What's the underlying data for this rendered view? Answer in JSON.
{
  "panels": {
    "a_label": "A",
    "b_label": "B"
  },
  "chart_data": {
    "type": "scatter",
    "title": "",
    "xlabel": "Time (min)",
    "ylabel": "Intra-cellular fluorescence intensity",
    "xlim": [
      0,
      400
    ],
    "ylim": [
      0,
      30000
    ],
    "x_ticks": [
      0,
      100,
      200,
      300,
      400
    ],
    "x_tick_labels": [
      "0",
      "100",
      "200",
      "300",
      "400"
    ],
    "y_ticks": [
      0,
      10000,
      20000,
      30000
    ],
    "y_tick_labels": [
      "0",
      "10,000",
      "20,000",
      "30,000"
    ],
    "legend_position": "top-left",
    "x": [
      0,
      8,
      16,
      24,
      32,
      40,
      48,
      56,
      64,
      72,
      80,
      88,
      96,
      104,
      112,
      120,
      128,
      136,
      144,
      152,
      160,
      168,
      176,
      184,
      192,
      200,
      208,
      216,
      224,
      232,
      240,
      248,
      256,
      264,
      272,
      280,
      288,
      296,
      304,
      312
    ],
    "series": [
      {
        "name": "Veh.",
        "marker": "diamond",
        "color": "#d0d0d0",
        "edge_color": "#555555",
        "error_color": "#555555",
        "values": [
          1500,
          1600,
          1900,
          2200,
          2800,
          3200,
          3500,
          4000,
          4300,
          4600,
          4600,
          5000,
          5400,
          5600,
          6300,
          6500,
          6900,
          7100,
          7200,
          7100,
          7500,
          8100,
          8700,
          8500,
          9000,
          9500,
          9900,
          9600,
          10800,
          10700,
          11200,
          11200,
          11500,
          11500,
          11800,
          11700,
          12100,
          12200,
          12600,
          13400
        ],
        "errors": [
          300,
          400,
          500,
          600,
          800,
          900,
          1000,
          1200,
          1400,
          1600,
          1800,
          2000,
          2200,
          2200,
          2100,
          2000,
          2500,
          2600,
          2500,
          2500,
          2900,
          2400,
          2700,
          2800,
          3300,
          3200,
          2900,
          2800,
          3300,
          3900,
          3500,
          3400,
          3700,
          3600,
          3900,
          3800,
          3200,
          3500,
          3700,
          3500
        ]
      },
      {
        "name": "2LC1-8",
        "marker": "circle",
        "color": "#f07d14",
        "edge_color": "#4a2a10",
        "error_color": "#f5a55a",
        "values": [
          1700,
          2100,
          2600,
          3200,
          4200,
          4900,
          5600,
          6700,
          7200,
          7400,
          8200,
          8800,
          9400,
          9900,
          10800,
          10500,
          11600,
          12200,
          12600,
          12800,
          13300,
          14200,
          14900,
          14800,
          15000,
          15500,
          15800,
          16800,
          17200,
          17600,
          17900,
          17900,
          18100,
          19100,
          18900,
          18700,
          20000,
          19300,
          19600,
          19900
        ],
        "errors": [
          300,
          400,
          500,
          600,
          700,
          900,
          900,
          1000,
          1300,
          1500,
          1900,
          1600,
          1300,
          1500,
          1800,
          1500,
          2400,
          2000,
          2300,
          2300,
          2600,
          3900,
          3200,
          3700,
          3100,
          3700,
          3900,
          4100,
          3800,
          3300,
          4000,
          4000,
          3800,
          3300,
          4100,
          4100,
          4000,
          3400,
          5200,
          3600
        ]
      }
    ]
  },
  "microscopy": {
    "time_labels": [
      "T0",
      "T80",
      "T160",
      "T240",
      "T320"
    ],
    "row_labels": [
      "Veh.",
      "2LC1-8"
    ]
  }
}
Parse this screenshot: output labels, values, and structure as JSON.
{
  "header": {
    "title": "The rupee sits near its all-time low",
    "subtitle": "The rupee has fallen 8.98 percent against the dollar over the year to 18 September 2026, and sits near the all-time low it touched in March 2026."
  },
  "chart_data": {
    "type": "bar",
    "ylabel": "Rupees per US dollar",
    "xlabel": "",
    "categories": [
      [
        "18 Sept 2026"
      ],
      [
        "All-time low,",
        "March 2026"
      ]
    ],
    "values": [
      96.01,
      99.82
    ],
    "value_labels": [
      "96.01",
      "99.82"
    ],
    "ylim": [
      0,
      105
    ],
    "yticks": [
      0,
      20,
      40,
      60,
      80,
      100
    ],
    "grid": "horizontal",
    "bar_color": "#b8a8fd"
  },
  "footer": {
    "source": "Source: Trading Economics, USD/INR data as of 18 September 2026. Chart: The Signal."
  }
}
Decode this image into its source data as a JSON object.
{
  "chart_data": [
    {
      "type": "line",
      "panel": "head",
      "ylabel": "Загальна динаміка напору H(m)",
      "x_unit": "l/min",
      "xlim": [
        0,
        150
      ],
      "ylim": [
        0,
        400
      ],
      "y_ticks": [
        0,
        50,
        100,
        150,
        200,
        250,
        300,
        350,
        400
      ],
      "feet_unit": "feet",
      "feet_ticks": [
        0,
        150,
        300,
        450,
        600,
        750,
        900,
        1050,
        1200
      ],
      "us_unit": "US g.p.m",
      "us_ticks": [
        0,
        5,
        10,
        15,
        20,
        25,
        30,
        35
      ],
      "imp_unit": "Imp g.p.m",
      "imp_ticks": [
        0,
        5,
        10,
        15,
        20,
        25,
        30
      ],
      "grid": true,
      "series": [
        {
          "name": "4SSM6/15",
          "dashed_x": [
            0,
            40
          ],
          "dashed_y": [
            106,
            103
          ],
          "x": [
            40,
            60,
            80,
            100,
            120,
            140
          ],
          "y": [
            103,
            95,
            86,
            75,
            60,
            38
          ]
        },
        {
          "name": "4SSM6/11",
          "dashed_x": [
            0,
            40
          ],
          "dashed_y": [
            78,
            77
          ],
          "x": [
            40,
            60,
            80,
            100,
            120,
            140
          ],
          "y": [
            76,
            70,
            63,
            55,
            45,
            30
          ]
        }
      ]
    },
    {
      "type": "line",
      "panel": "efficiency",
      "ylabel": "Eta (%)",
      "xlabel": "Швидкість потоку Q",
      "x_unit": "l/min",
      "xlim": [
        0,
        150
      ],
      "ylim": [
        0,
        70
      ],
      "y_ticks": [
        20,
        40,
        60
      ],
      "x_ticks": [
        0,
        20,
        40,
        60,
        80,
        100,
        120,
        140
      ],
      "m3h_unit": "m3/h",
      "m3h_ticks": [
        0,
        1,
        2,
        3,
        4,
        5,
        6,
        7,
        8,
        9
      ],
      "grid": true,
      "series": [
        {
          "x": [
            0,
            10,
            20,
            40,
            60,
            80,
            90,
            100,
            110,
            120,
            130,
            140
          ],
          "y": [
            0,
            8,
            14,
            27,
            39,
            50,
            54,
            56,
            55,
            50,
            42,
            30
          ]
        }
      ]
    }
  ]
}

● **Aim**: All of the entries above should be written out again exactly.

● **Task solution**:
What's the underlying data for this rendered view? Answer in JSON.
{
  "panels": {
    "a_label": "A",
    "b_label": "B"
  },
  "chart_data": {
    "type": "scatter",
    "title": "",
    "xlabel": "Time (min)",
    "ylabel": "Intra-cellular fluorescence intensity",
    "xlim": [
      0,
      400
    ],
    "ylim": [
      0,
      30000
    ],
    "x_ticks": [
      0,
      100,
      200,
      300,
      400
    ],
    "x_tick_labels": [
      "0",
      "100",
      "200",
      "300",
      "400"
    ],
    "y_ticks": [
      0,
      10000,
      20000,
      30000
    ],
    "y_tick_labels": [
      "0",
      "10,000",
      "20,000",
      "30,000"
    ],
    "legend_position": "top-left",
    "x": [
      0,
      8,
      16,
      24,
      32,
      40,
      48,
      56,
      64,
      72,
      80,
      88,
      96,
      104,
      112,
      120,
      128,
      136,
      144,
      152,
      160,
      168,
      176,
      184,
      192,
      200,
      208,
      216,
      224,
      232,
      240,
      248,
      256,
      264,
      272,
      280,
      288,
      296,
      304,
      312
    ],
    "series": [
      {
        "name": "Veh.",
        "marker": "diamond",
        "color": "#d0d0d0",
        "edge_color": "#555555",
        "error_color": "#555555",
        "values": [
          1500,
          1600,
          1900,
          2200,
          2800,
          3200,
          3500,
          4000,
          4300,
          4600,
          4600,
          5000,
          5400,
          5600,
          6300,
          6500,
          6900,
          7100,
          7200,
          7100,
          7500,
          8100,
          8700,
          8500,
          9000,
          9500,
          9900,
          9600,
          10800,
          10700,
          11200,
          11200,
          11500,
          11500,
          11800,
          11700,
          12100,
          12200,
          12600,
          13400
        ],
        "errors": [
          300,
          400,
          500,
          600,
          800,
          900,
          1000,
          1200,
          1400,
          1600,
          1800,
          2000,
          2200,
          2200,
          2100,
          2000,
          2500,
          2600,
          2500,
          2500,
          2900,
          2400,
          2700,
          2800,
          3300,
          3200,
          2900,
          2800,
          3300,
          3900,
          3500,
          3400,
          3700,
          3600,
          3900,
          3800,
          3200,
          3500,
          3700,
          3500
        ]
      },
      {
        "name": "2LC1-8",
        "marker": "circle",
        "color": "#f07d14",
        "edge_color": "#4a2a10",
        "error_color": "#f5a55a",
        "values": [
          1700,
          2100,
          2600,
          3200,
          4200,
          4900,
          5600,
          6700,
          7200,
          7400,
          8200,
          8800,
          9400,
          9900,
          10800,
          10500,
          11600,
          12200,
          12600,
          12800,
          13300,
          14200,
          14900,
          14800,
          15000,
          15500,
          15800,
          16800,
          17200,
          17600,
          17900,
          17900,
          18100,
          19100,
          18900,
          18700,
          20000,
          19300,
          19600,
          19900
        ],
        "errors": [
          300,
          400,
          500,
          600,
          700,
          900,
          900,
          1000,
          1300,
          1500,
          1900,
          1600,
          1300,
          1500,
          1800,
          1500,
          2400,
          2000,
          2300,
          2300,
          2600,
          3900,
          3200,
          3700,
          3100,
          3700,
          3900,
          4100,
          3800,
          3300,
          4000,
          4000,
          3800,
          3300,
          4100,
          4100,
          4000,
          3400,
          5200,
          3600
        ]
      }
    ]
  },
  "microscopy": {
    "time_labels": [
      "T0",
      "T80",
      "T160",
      "T240",
      "T320"
    ],
    "row_labels": [
      "Veh.",
      "2LC1-8"
    ]
  }
}
Parse this screenshot: output labels, values, and structure as JSON.
{
  "header": {
    "title": "The rupee sits near its all-time low",
    "subtitle": "The rupee has fallen 8.98 percent against the dollar over the year to 18 September 2026, and sits near the all-time low it touched in March 2026."
  },
  "chart_data": {
    "type": "bar",
    "ylabel": "Rupees per US dollar",
    "xlabel": "",
    "categories": [
      [
        "18 Sept 2026"
      ],
      [
        "All-time low,",
        "March 2026"
      ]
    ],
    "values": [
      96.01,
      99.82
    ],
    "value_labels": [
      "96.01",
      "99.82"
    ],
    "ylim": [
      0,
      105
    ],
    "yticks": [
      0,
      20,
      40,
      60,
      80,
      100
    ],
    "grid": "horizontal",
    "bar_color": "#b8a8fd"
  },
  "footer": {
    "source": "Source: Trading Economics, USD/INR data as of 18 September 2026. Chart: The Signal."
  }
}
Decode this image into its source data as a JSON object.
{
  "chart_data": [
    {
      "type": "line",
      "panel": "head",
      "ylabel": "Загальна динаміка напору H(m)",
      "x_unit": "l/min",
      "xlim": [
        0,
        150
      ],
      "ylim": [
        0,
        400
      ],
      "y_ticks": [
        0,
        50,
        100,
        150,
        200,
        250,
        300,
        350,
        400
      ],
      "feet_unit": "feet",
      "feet_ticks": [
        0,
        150,
        300,
        450,
        600,
        750,
        900,
        1050,
        1200
      ],
      "us_unit": "US g.p.m",
      "us_ticks": [
        0,
        5,
        10,
        15,
        20,
        25,
        30,
        35
      ],
      "imp_unit": "Imp g.p.m",
      "imp_ticks": [
        0,
        5,
        10,
        15,
        20,
        25,
        30
      ],
      "grid": true,
      "series": [
        {
          "name": "4SSM6/15",
          "dashed_x": [
            0,
            40
          ],
          "dashed_y": [
            106,
            103
          ],
          "x": [
            40,
            60,
            80,
            100,
            120,
            140
          ],
          "y": [
            103,
            95,
            86,
            75,
            60,
            38
          ]
        },
        {
          "name": "4SSM6/11",
          "dashed_x": [
            0,
            40
          ],
          "dashed_y": [
            78,
            77
          ],
          "x": [
            40,
            60,
            80,
            100,
            120,
            140
          ],
          "y": [
            76,
            70,
            63,
            55,
            45,
            30
          ]
        }
      ]
    },
    {
      "type": "line",
      "panel": "efficiency",
      "ylabel": "Eta (%)",
      "xlabel": "Швидкість потоку Q",
      "x_unit": "l/min",
      "xlim": [
        0,
        150
      ],
      "ylim": [
        0,
        70
      ],
      "y_ticks": [
        20,
        40,
        60
      ],
      "x_ticks": [
        0,
        20,
        40,
        60,
        80,
        100,
        120,
        140
      ],
      "m3h_unit": "m3/h",
      "m3h_ticks": [
        0,
        1,
        2,
        3,
        4,
        5,
        6,
        7,
        8,
        9
      ],
      "grid": true,
      "series": [
        {
          "x": [
            0,
            10,
            20,
            40,
            60,
            80,
            90,
            100,
            110,
            120,
            130,
            140
          ],
          "y": [
            0,
            8,
            14,
            27,
            39,
            50,
            54,
            56,
            55,
            50,
            42,
            30
          ]
        }
      ]
    }
  ]
}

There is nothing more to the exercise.